PAGE -
━━━━━━━━
2
votes

My Flink pipeline currently uses an Pojo that contains some Lists and Maps (of Strings), along the lines of

public class MyPojo {
    private List<String> myList = new ArrayList<>();
    private OtherPojo otherPojo = new OtherPojo();

    // getters + setters...
}

public class OtherPojo {
    private Map<String, String> myMap = new HashMap<>();

    // getters + setters...
}

For performance reasons, I want to get around Kryo serialization, so I disabled the generic fallback with env.getConfig().disableGenericTypes(); as described in the Flink documentation.

Now, Flink complains about the lists:

Exception in thread "main" java.lang.UnsupportedOperationException: Generic types have been disabled in the ExecutionConfig and type java.util.List is treated as a generic type.
    at org.apache.flink.api.java.typeutils.GenericTypeInfo.createSerializer(GenericTypeInfo.java:86)
    at org.apache.flink.api.java.typeutils.PojoTypeInfo.createPojoSerializer(PojoTypeInfo.java:319)
    at org.apache.flink.api.java.typeutils.PojoTypeInfo.createSerializer(PojoTypeInfo.java:311)
    at org.apache.flink.streaming.api.graph.StreamGraph.addOperator(StreamGraph.java:258)
    at org.apache.flink.streaming.api.graph.StreamGraphGenerator.transformOneInputTransform(StreamGraphGenerator.java:649)
    at org.apache.flink.streaming.api.graph.StreamGraphGenerator.transform(StreamGraphGenerator.java:250)
    at org.apache.flink.streaming.api.graph.StreamGraphGenerator.generate(StreamGraphGenerator.java:209)
    at org.apache.flink.streaming.api.environment.StreamExecutionEnvironment.getStreamGraph(StreamExecutionEnvironment.java:1540)
    at org.apache.flink.streaming.api.environment.StreamExecutionEnvironment.execute(StreamExecutionEnvironment.java:1507)
    ...
━━━━━━━━
GIVEN TASK - Reproduce the passage from the Flink serialization post above, beginning with the words "Now, Flink complains" and stopping after "a generic type.".

STORED DATA -
━━━━━━━━
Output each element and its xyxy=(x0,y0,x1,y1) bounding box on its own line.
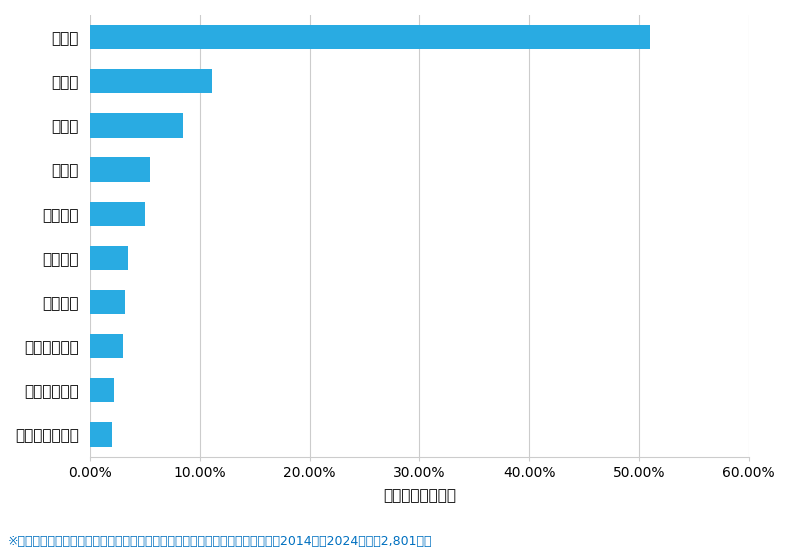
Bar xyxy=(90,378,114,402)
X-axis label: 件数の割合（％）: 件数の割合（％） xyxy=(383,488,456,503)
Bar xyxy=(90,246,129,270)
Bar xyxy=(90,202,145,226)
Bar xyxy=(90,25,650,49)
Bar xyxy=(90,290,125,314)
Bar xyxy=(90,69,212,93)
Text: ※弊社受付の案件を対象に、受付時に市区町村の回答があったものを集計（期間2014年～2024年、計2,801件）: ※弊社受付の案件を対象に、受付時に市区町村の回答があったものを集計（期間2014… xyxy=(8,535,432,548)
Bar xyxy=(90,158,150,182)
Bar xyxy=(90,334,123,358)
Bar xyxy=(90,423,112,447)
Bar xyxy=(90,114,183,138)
━━━━━━━━
TASK OUTPUT -
Now, Flink complains about the lists:

Exception in thread "main" java.lang.UnsupportedOperationException: Generic types have been disabled in the ExecutionConfig and type java.util.List is treated as a generic type.